## BRIEF
Return a copy of every line in the records that includes the word "label".

## GIVEN INFORMATION
--
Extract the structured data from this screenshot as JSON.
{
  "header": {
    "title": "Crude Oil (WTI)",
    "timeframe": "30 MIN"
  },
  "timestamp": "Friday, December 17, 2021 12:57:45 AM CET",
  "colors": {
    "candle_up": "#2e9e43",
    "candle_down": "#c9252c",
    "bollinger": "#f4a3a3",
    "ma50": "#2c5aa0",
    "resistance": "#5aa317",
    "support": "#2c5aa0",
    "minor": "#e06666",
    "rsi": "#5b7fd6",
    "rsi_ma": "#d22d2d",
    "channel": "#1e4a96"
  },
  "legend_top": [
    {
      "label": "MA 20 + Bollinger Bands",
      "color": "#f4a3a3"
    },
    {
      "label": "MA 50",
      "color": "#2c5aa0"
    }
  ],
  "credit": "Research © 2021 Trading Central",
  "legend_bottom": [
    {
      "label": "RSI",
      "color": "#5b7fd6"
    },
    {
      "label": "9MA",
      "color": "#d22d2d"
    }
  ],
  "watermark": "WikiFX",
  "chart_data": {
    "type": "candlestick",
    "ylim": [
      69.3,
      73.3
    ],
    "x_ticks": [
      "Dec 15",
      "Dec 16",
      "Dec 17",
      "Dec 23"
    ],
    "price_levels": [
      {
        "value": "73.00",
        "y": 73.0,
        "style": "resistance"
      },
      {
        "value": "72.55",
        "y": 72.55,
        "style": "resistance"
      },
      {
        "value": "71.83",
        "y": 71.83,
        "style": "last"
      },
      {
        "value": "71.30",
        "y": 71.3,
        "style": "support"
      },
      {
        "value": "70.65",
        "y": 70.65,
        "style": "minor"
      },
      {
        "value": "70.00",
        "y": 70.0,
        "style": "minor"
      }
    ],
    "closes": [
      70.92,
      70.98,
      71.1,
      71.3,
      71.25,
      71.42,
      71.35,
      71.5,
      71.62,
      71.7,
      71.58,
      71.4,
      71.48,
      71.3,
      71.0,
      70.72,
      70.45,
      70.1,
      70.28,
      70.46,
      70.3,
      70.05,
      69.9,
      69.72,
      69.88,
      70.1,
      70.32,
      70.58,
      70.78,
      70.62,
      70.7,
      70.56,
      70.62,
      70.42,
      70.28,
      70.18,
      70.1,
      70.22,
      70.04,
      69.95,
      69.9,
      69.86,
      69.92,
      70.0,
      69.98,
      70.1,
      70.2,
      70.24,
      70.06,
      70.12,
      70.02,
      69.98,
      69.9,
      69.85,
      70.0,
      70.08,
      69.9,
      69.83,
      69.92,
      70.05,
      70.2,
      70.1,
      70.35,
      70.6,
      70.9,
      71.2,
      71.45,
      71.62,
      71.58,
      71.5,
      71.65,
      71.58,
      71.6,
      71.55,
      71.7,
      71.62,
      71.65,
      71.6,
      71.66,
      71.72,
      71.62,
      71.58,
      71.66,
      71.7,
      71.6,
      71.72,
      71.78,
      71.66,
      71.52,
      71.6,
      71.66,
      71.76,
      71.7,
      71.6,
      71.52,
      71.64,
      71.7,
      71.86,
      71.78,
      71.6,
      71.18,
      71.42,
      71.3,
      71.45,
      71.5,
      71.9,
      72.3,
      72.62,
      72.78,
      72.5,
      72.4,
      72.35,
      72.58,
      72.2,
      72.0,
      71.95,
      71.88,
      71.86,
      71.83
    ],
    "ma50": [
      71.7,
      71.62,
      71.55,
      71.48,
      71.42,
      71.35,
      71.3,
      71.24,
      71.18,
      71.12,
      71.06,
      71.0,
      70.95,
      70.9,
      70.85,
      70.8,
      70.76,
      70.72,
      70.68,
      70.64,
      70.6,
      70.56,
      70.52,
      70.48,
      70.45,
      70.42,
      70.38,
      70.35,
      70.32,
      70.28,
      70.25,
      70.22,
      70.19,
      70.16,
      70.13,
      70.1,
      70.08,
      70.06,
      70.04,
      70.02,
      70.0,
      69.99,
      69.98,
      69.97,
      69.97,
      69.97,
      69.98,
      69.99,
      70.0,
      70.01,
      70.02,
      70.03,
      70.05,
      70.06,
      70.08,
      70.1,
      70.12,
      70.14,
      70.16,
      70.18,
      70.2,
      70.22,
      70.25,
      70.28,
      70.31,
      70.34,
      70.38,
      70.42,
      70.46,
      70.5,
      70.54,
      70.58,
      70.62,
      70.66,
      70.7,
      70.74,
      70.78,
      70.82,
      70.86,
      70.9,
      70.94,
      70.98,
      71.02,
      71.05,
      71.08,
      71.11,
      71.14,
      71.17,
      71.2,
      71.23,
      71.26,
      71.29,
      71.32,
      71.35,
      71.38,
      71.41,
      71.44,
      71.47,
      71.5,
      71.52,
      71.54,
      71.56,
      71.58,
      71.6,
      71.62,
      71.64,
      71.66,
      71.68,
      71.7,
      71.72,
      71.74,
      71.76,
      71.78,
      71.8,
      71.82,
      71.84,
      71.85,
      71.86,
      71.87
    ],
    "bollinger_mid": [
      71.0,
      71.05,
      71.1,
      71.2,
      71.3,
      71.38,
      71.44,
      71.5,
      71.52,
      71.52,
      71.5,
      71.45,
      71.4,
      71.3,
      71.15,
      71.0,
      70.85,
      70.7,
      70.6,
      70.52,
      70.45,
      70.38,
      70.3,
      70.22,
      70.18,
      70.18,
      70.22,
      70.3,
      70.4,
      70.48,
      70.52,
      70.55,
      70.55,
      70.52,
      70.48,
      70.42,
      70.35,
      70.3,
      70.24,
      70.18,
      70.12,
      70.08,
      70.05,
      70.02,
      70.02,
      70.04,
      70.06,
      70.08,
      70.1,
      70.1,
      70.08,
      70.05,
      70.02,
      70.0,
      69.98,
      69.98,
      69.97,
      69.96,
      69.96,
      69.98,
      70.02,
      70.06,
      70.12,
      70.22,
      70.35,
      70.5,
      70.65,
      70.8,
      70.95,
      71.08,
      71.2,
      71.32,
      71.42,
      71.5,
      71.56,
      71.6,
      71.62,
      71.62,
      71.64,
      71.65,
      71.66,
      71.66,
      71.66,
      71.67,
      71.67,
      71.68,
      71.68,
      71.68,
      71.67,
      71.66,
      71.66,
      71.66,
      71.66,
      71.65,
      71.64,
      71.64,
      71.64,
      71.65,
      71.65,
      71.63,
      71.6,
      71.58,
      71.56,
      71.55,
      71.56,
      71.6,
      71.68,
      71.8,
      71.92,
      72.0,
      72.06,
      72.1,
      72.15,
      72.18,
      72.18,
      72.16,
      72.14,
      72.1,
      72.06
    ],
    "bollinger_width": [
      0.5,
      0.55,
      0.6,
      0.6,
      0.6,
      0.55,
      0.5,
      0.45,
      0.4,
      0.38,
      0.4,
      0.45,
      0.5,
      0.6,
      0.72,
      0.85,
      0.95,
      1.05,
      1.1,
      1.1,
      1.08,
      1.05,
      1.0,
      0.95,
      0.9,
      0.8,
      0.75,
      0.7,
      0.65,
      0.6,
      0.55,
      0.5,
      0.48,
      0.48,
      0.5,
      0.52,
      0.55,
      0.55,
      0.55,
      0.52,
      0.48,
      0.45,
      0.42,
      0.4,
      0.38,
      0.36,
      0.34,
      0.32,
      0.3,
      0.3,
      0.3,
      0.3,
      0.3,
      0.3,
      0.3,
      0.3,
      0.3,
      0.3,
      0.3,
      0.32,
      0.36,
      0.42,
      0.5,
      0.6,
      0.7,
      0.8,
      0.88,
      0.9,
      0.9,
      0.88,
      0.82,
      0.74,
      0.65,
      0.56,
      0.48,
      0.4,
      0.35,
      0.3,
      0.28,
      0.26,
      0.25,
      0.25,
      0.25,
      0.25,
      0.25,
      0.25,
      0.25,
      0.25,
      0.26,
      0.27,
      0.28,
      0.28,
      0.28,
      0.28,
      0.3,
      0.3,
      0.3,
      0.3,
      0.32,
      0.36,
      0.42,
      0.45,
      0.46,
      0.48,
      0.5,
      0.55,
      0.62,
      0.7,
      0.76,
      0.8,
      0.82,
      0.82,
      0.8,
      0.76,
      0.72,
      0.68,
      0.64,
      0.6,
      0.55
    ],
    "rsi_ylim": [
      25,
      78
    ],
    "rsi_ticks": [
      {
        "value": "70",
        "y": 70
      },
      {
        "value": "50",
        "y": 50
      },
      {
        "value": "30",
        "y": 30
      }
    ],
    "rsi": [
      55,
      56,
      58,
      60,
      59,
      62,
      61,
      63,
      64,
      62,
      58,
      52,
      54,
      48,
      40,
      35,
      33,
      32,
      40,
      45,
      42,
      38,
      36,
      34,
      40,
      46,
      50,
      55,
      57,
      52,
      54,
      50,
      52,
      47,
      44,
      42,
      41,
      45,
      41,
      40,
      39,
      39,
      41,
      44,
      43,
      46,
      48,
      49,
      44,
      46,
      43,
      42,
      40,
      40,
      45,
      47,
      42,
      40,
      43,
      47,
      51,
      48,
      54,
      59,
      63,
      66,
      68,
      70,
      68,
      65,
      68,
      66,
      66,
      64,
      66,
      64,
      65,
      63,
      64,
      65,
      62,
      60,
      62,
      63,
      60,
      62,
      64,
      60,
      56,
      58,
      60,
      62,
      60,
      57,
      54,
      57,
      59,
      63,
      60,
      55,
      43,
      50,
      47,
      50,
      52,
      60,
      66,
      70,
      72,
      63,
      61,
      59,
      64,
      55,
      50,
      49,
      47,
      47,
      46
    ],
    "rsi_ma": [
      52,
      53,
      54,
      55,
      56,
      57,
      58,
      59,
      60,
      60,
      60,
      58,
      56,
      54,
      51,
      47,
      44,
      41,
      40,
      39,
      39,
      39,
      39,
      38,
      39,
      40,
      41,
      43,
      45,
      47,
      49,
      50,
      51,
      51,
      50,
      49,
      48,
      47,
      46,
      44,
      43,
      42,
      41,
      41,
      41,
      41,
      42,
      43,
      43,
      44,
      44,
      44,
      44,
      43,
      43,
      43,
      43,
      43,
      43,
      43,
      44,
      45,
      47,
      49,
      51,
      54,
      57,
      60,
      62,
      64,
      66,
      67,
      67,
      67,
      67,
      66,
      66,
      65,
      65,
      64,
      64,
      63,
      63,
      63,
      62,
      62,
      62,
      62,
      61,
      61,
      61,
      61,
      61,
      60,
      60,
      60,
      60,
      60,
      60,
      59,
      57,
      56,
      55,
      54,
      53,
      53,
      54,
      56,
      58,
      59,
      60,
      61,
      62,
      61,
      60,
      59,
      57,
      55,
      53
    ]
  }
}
--
## TASK RESULT
      "label": "MA 20 + Bollinger Bands",
      "label": "MA 50",
      "label": "RSI",
      "label": "9MA",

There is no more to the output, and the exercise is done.